**** Provided data ****

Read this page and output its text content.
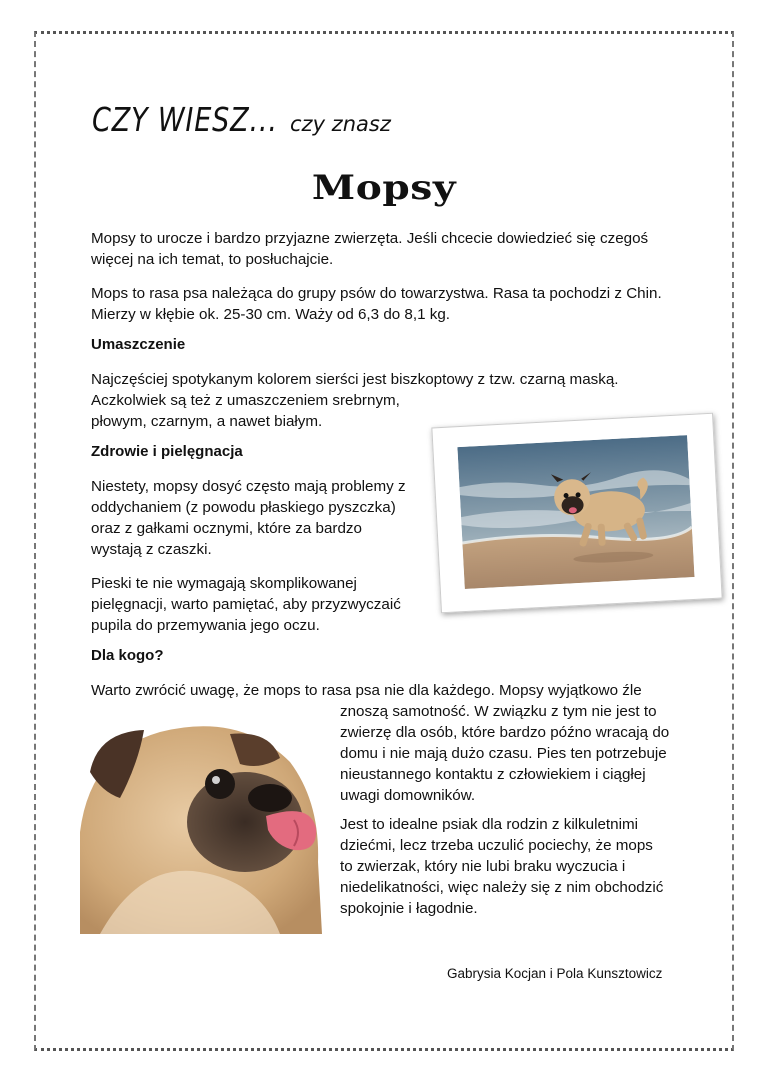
CZY WIESZ... czy znasz
Mopsy

Mopsy to urocze i bardzo przyjazne zwierzęta. Jeśli chcecie dowiedzieć się czegoś

więcej na ich temat, to posłuchajcie.

Mops to rasa psa należąca do grupy psów do towarzystwa. Rasa ta pochodzi z Chin.

Mierzy w kłębie ok. 25-30 cm. Waży od 6,3 do 8,1 kg.

Umaszczenie

Najczęściej spotykanym kolorem sierści jest biszkoptowy z tzw. czarną maską.

Aczkolwiek są też z umaszczeniem srebrnym,

płowym, czarnym, a nawet białym.

Zdrowie i pielęgnacja

Niestety, mopsy dosyć często mają problemy z

oddychaniem (z powodu płaskiego pyszczka)

oraz z gałkami ocznymi, które za bardzo

wystają z czaszki.

Pieski te nie wymagają skomplikowanej

pielęgnacji, warto pamiętać, aby przyzwyczaić

pupila do przemywania jego oczu.

Dla kogo?

Warto zwrócić uwagę, że mops to rasa psa nie dla każdego. Mopsy wyjątkowo źle

znoszą samotność. W związku z tym nie jest to

zwierzę dla osób, które bardzo późno wracają do

domu i nie mają dużo czasu. Pies ten potrzebuje

nieustannego kontaktu z człowiekiem i ciągłej

uwagi domowników.

Jest to idealne psiak dla rodzin z kilkuletnimi

dziećmi, lecz trzeba uczulić pociechy, że mops

to zwierzak, który nie lubi braku wyczucia i

niedelikatności, więc należy się z nim obchodzić

spokojnie i łagodnie.

Gabrysia Kocjan i Pola Kunsztowicz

****

> Aim
Reproduce every line from the entries that holds the word "bardzo".

> Result for this exercise
Mopsy to urocze i bardzo przyjazne zwierzęta. Jeśli chcecie dowiedzieć się czegoś
oraz z gałkami ocznymi, które za bardzo
zwierzę dla osób, które bardzo późno wracają do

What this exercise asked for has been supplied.